Set task:
Copy all lines of the listing that include the string "JSON".

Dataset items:
▬▬▬▬▬▬

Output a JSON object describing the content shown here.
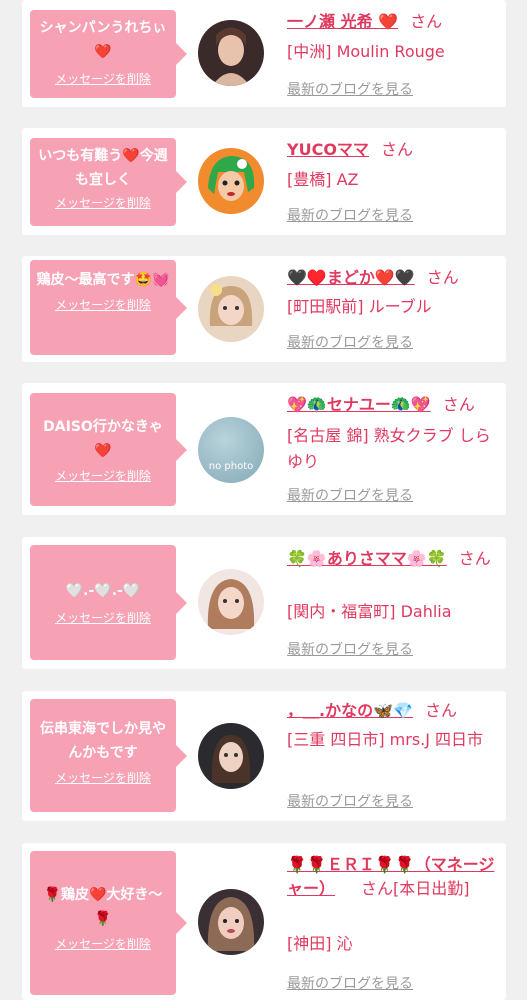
{
  "messages": [
    {
      "bubble": "シャンパンうれちぃ❤️",
      "delete_label": "メッセージを削除",
      "name": "一ノ瀬 光希 ❤️",
      "san": "さん",
      "shop": "[中洲] Moulin Rouge",
      "blog": "最新のブログを見る",
      "avatar": "photo-woman-avatar"
    },
    {
      "bubble": "いつも有難う❤️今週も宜しく",
      "delete_label": "メッセージを削除",
      "name": "YUCOママ",
      "san": "さん",
      "shop": "[豊橋] AZ",
      "blog": "最新のブログを見る",
      "avatar": "green-hair-illustration-avatar"
    },
    {
      "bubble": "鶏皮〜最高です🤩💓",
      "delete_label": "メッセージを削除",
      "name": "🖤♥️まどか❤️🖤",
      "san": "さん",
      "shop": "[町田駅前] ルーブル",
      "blog": "最新のブログを見る",
      "avatar": "photo-woman-avatar"
    },
    {
      "bubble": "DAISO行かなきゃ❤️",
      "delete_label": "メッセージを削除",
      "name": "💖🦚セナユー🦚💖",
      "san": "さん",
      "shop": "[名古屋 錦] 熟女クラブ しらゆり",
      "blog": "最新のブログを見る",
      "avatar": "no-photo-avatar",
      "avatar_text": "no photo"
    },
    {
      "bubble": "🤍.-🤍.-🤍",
      "delete_label": "メッセージを削除",
      "name": "🍀🌸ありさママ🌸🍀",
      "san": "さん",
      "shop": "[関内・福富町] Dahlia",
      "blog": "最新のブログを見る",
      "avatar": "photo-woman-avatar"
    },
    {
      "bubble": "伝串東海でしか見やんかもです",
      "delete_label": "メッセージを削除",
      "name": "，＿.かなの🦋💎",
      "san": "さん",
      "shop": "[三重 四日市] mrs.J 四日市",
      "blog": "最新のブログを見る",
      "avatar": "photo-woman-avatar"
    },
    {
      "bubble": "🌹鶏皮❤️大好き〜🌹",
      "delete_label": "メッセージを削除",
      "name": "🌹🌹ＥＲＩ🌹🌹（マネージャー）",
      "san": "さん[本日出勤]",
      "shop": "[神田] 沁",
      "blog": "最新のブログを見る",
      "avatar": "photo-woman-avatar"
    }
  ],
  "colors": {
    "bubble": "#f7a1b5",
    "accent": "#e0395f",
    "link_gray": "#9a9a9a",
    "background": "#f0f0f0"
  }
}
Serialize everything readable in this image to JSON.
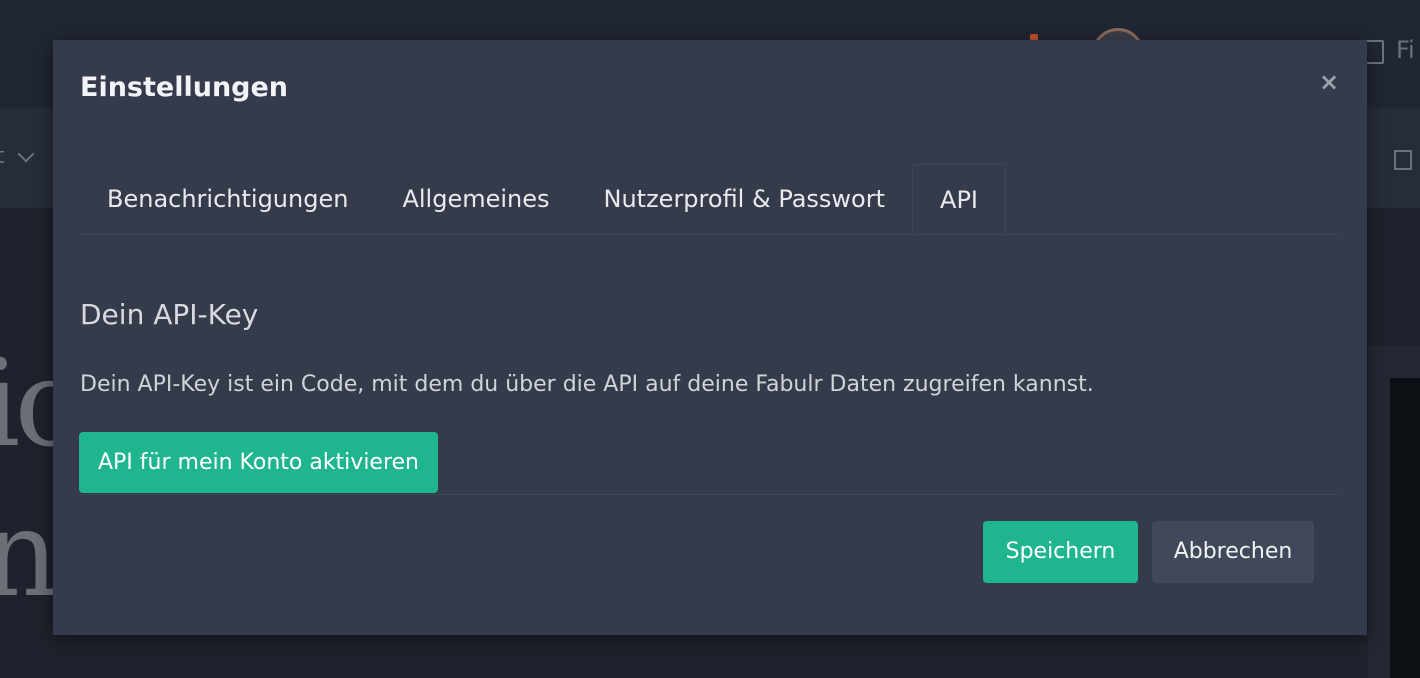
{
  "background": {
    "nav_fragment": "t",
    "headline_fragment": "ic\nne",
    "right_fragment": "Fi"
  },
  "modal": {
    "title": "Einstellungen",
    "close_label": "×",
    "tabs": [
      {
        "label": "Benachrichtigungen",
        "active": false
      },
      {
        "label": "Allgemeines",
        "active": false
      },
      {
        "label": "Nutzerprofil & Passwort",
        "active": false
      },
      {
        "label": "API",
        "active": true
      }
    ],
    "section_title": "Dein API-Key",
    "section_description": "Dein API-Key ist ein Code, mit dem du über die API auf deine Fabulr Daten zugreifen kannst.",
    "activate_button": "API für mein Konto aktivieren",
    "save_button": "Speichern",
    "cancel_button": "Abbrechen"
  },
  "colors": {
    "accent": "#1fb58f",
    "modal_bg": "#353b4b",
    "backdrop": "#1f2430"
  }
}
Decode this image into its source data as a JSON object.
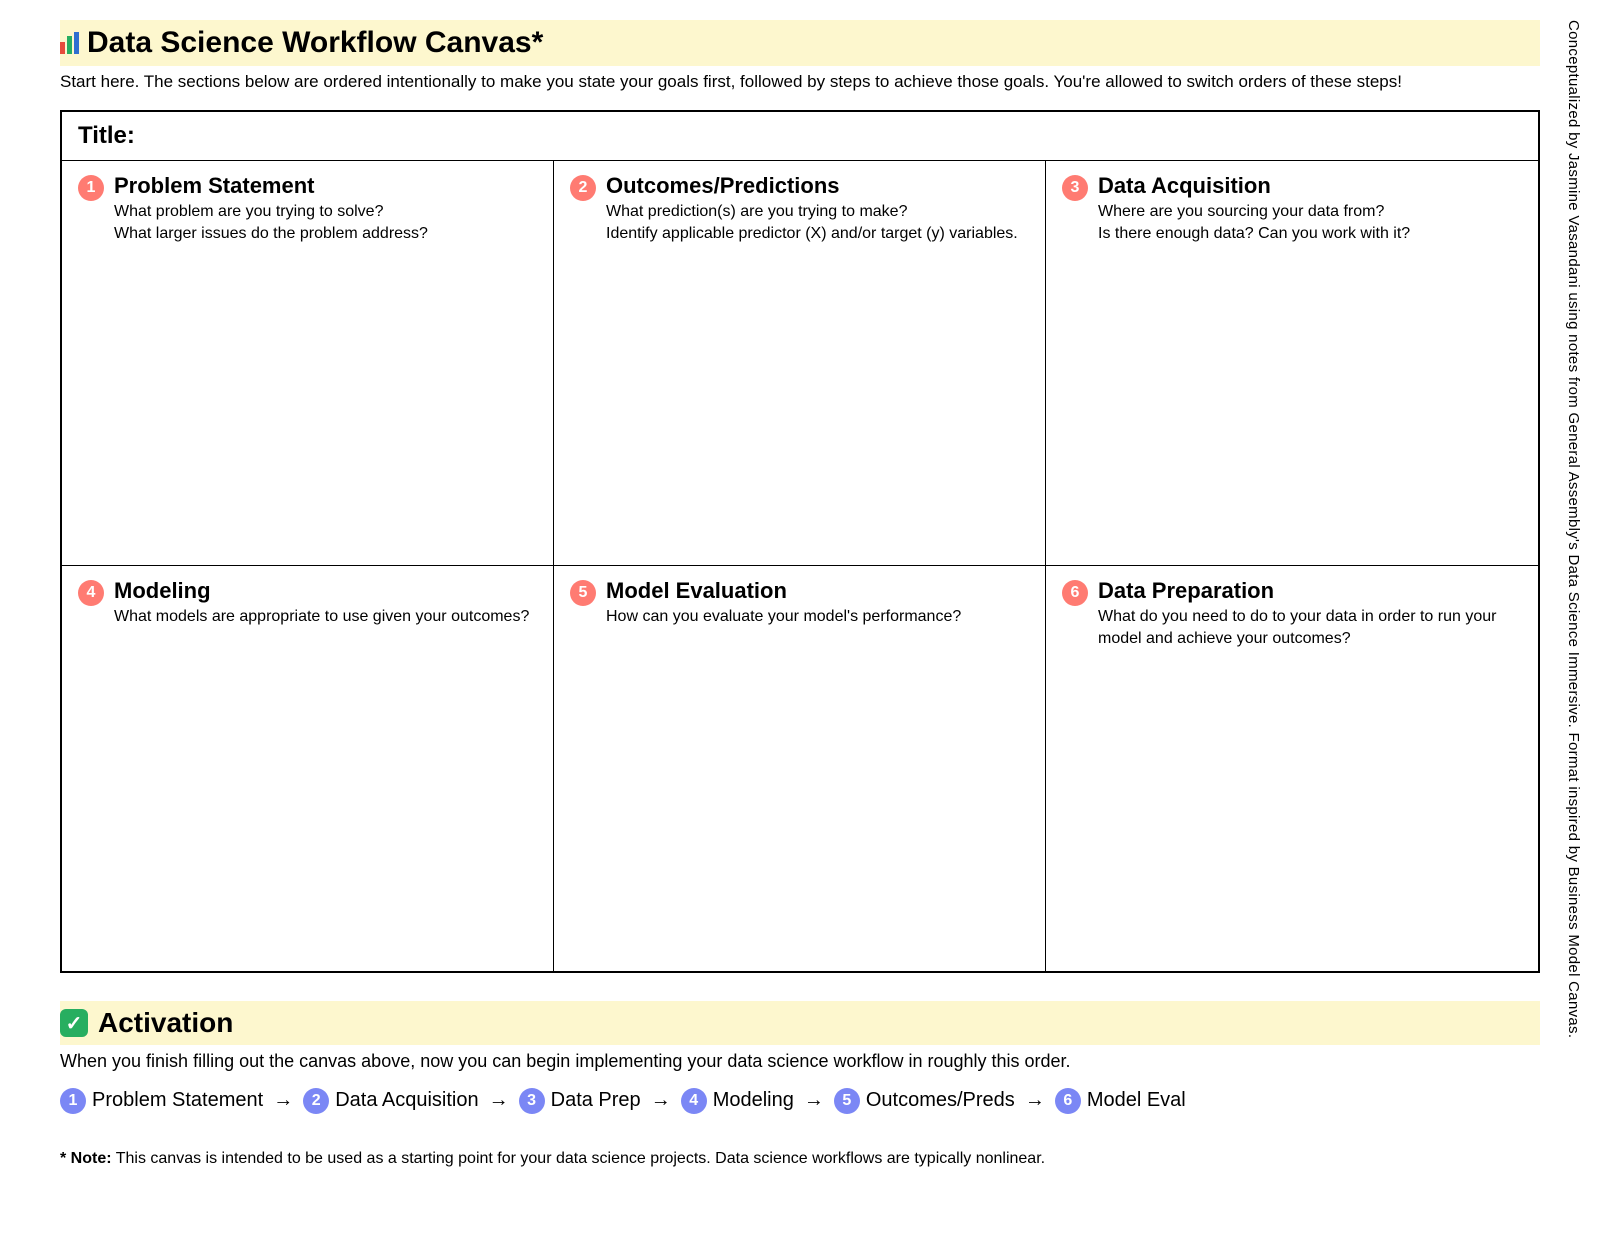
{
  "header": {
    "title": "Data Science Workflow Canvas*",
    "intro": "Start here. The sections below are ordered intentionally to make you state your goals first, followed by steps to achieve those goals. You're allowed to switch orders of these steps!"
  },
  "canvas": {
    "title_label": "Title:",
    "cells": [
      {
        "num": "1",
        "title": "Problem Statement",
        "desc": "What problem are you trying to solve?\nWhat larger issues do the problem address?"
      },
      {
        "num": "2",
        "title": "Outcomes/Predictions",
        "desc": "What prediction(s) are you trying to make?\nIdentify applicable predictor (X) and/or target (y) variables."
      },
      {
        "num": "3",
        "title": "Data Acquisition",
        "desc": "Where are you sourcing your data from?\nIs there enough data? Can you work with it?"
      },
      {
        "num": "4",
        "title": "Modeling",
        "desc": "What models are appropriate to use given your outcomes?"
      },
      {
        "num": "5",
        "title": "Model Evaluation",
        "desc": "How can you evaluate your model's performance?"
      },
      {
        "num": "6",
        "title": "Data Preparation",
        "desc": "What do you need to do to your data in order to run your model and achieve your outcomes?"
      }
    ]
  },
  "activation": {
    "title": "Activation",
    "desc": "When you finish filling out the canvas above, now you can begin implementing your data science workflow in roughly this order.",
    "flow": [
      {
        "num": "1",
        "label": "Problem Statement"
      },
      {
        "num": "2",
        "label": "Data Acquisition"
      },
      {
        "num": "3",
        "label": "Data Prep"
      },
      {
        "num": "4",
        "label": "Modeling"
      },
      {
        "num": "5",
        "label": "Outcomes/Preds"
      },
      {
        "num": "6",
        "label": "Model Eval"
      }
    ],
    "arrow": "→"
  },
  "footnote": {
    "prefix": "* Note:",
    "text": " This canvas is intended to be used as a starting point for your data science projects. Data science workflows are typically nonlinear."
  },
  "credit": "Conceptualized by Jasmine Vasandani using notes from General Assembly's Data Science Immersive. Format inspired by Business Model Canvas."
}
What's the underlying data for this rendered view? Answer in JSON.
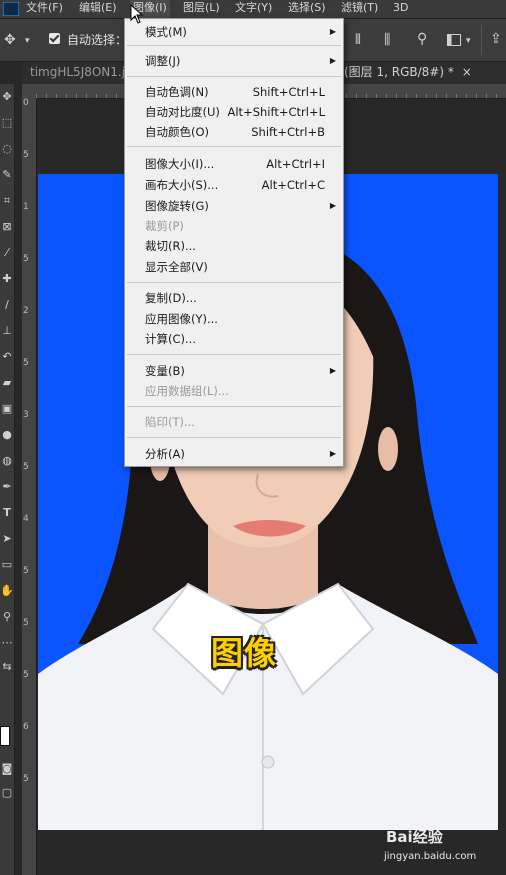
{
  "menubar": {
    "items": [
      "文件(F)",
      "编辑(E)",
      "图像(I)",
      "图层(L)",
      "文字(Y)",
      "选择(S)",
      "滤镜(T)",
      "3D"
    ]
  },
  "options_bar": {
    "auto_select_label": "自动选择："
  },
  "tabs": {
    "left": "timgHL5J8ON1.jp",
    "right": "(图层 1, RGB/8#) *",
    "close": "×"
  },
  "ruler_left": [
    "0",
    "5",
    "1",
    "5",
    "2",
    "5",
    "3",
    "5",
    "4",
    "5",
    "5",
    "5",
    "6",
    "5"
  ],
  "image_menu": {
    "items": [
      {
        "label": "模式(M)",
        "shortcut": "",
        "submenu": true,
        "disabled": false
      },
      {
        "label": "调整(J)",
        "shortcut": "",
        "submenu": true,
        "disabled": false
      },
      {
        "label": "自动色调(N)",
        "shortcut": "Shift+Ctrl+L",
        "submenu": false,
        "disabled": false
      },
      {
        "label": "自动对比度(U)",
        "shortcut": "Alt+Shift+Ctrl+L",
        "submenu": false,
        "disabled": false
      },
      {
        "label": "自动颜色(O)",
        "shortcut": "Shift+Ctrl+B",
        "submenu": false,
        "disabled": false
      },
      {
        "label": "图像大小(I)...",
        "shortcut": "Alt+Ctrl+I",
        "submenu": false,
        "disabled": false
      },
      {
        "label": "画布大小(S)...",
        "shortcut": "Alt+Ctrl+C",
        "submenu": false,
        "disabled": false
      },
      {
        "label": "图像旋转(G)",
        "shortcut": "",
        "submenu": true,
        "disabled": false
      },
      {
        "label": "裁剪(P)",
        "shortcut": "",
        "submenu": false,
        "disabled": true
      },
      {
        "label": "裁切(R)...",
        "shortcut": "",
        "submenu": false,
        "disabled": false
      },
      {
        "label": "显示全部(V)",
        "shortcut": "",
        "submenu": false,
        "disabled": false
      },
      {
        "label": "复制(D)...",
        "shortcut": "",
        "submenu": false,
        "disabled": false
      },
      {
        "label": "应用图像(Y)...",
        "shortcut": "",
        "submenu": false,
        "disabled": false
      },
      {
        "label": "计算(C)...",
        "shortcut": "",
        "submenu": false,
        "disabled": false
      },
      {
        "label": "变量(B)",
        "shortcut": "",
        "submenu": true,
        "disabled": false
      },
      {
        "label": "应用数据组(L)...",
        "shortcut": "",
        "submenu": false,
        "disabled": true
      },
      {
        "label": "陷印(T)...",
        "shortcut": "",
        "submenu": false,
        "disabled": true
      },
      {
        "label": "分析(A)",
        "shortcut": "",
        "submenu": true,
        "disabled": false
      }
    ]
  },
  "caption": "图像",
  "watermark": {
    "brand": "Bai经验",
    "url": "jingyan.baidu.com"
  },
  "colors": {
    "photo_background": "#0a55ff",
    "caption": "#ffd000",
    "menu_background": "#f0f0f0"
  }
}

▬▬▬▬▬▬

The completed task:
Output a JSON object describing the content shown here.
Serialize everything readable in this image to JSON.
Decode this image into its source data as a JSON object.
What's the underlying data for this rendered view? Answer in JSON.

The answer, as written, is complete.